Figure dataset records:
▼▼▼

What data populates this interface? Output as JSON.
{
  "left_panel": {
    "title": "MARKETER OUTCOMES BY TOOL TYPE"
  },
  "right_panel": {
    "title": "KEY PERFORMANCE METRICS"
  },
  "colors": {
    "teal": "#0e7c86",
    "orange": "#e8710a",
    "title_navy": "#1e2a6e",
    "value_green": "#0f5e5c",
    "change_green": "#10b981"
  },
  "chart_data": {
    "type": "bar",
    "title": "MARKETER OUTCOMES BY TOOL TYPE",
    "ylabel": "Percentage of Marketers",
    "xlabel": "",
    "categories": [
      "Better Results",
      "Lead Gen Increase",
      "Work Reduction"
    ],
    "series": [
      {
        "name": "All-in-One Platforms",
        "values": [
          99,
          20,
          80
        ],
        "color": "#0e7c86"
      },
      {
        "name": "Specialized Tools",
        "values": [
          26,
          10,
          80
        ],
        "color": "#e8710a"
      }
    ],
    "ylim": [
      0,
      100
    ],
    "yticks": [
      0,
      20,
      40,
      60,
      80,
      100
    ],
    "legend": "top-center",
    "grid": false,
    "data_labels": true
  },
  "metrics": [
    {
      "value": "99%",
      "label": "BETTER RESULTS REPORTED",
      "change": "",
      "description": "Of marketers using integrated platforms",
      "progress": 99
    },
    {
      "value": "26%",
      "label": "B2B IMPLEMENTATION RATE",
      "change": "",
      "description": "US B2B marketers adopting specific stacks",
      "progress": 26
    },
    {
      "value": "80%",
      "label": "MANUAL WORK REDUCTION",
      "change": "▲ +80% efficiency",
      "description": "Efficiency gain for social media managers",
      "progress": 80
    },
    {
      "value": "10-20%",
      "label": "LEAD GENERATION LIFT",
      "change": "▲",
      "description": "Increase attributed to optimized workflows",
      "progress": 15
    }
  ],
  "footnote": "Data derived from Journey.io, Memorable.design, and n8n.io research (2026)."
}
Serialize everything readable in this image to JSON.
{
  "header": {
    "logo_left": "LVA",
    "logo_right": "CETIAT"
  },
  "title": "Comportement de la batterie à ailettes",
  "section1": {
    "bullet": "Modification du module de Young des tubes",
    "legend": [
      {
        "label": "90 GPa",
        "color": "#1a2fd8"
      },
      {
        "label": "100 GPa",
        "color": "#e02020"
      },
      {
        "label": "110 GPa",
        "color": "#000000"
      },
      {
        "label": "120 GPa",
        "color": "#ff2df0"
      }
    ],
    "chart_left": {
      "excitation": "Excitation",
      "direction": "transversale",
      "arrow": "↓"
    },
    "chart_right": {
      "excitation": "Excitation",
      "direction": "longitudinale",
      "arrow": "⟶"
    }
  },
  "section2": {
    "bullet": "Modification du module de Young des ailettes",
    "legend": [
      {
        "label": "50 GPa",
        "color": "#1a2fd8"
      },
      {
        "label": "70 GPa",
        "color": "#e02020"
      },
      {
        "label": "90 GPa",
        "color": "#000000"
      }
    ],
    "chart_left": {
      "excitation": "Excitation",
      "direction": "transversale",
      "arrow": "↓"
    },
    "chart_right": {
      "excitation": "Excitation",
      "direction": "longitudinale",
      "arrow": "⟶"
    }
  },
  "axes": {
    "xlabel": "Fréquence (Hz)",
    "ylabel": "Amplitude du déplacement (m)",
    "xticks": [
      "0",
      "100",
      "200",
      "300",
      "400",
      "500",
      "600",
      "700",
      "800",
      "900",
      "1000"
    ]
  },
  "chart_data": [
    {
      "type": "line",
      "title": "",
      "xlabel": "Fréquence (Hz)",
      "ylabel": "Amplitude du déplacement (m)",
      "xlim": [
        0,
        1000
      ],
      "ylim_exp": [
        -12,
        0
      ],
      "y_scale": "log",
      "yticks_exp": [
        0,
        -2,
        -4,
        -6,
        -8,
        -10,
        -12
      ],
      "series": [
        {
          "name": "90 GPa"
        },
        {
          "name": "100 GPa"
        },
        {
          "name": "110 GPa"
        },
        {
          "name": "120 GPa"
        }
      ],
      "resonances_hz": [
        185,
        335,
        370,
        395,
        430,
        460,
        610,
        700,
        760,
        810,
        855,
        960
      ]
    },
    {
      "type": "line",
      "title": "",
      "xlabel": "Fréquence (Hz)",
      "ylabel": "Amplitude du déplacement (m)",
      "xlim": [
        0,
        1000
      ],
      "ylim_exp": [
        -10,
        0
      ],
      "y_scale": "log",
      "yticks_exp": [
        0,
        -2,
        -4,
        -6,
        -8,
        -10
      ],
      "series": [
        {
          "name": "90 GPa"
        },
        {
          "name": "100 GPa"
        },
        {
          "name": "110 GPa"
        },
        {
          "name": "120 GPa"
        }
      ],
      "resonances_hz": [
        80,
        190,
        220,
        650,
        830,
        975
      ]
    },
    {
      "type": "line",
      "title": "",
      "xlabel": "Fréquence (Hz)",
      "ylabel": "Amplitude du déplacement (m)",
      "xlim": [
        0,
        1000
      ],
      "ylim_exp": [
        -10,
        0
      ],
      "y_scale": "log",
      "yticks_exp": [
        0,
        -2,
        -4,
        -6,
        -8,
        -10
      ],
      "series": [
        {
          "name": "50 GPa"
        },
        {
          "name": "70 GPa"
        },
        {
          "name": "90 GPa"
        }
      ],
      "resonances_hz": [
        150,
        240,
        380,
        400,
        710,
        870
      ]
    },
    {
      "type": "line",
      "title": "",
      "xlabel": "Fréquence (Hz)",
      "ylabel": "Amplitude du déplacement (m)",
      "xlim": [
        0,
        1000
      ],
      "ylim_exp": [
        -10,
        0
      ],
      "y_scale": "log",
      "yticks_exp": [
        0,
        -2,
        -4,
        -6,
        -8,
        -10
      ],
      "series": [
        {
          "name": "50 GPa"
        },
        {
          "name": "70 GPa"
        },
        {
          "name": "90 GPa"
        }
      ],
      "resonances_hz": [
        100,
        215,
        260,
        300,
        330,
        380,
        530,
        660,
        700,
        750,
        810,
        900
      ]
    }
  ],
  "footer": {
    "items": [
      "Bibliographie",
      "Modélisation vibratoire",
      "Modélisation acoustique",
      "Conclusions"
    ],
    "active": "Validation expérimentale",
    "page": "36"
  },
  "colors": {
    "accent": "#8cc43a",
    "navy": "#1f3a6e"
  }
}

▲▲▲

### TASK DIRECTIONS
Pick out every line above that contains the word "bullet" and copy it.

### OUTPUT OF THE TASK
    "bullet": "Modification du module de Young des tubes",
    "bullet": "Modification du module de Young des ailettes",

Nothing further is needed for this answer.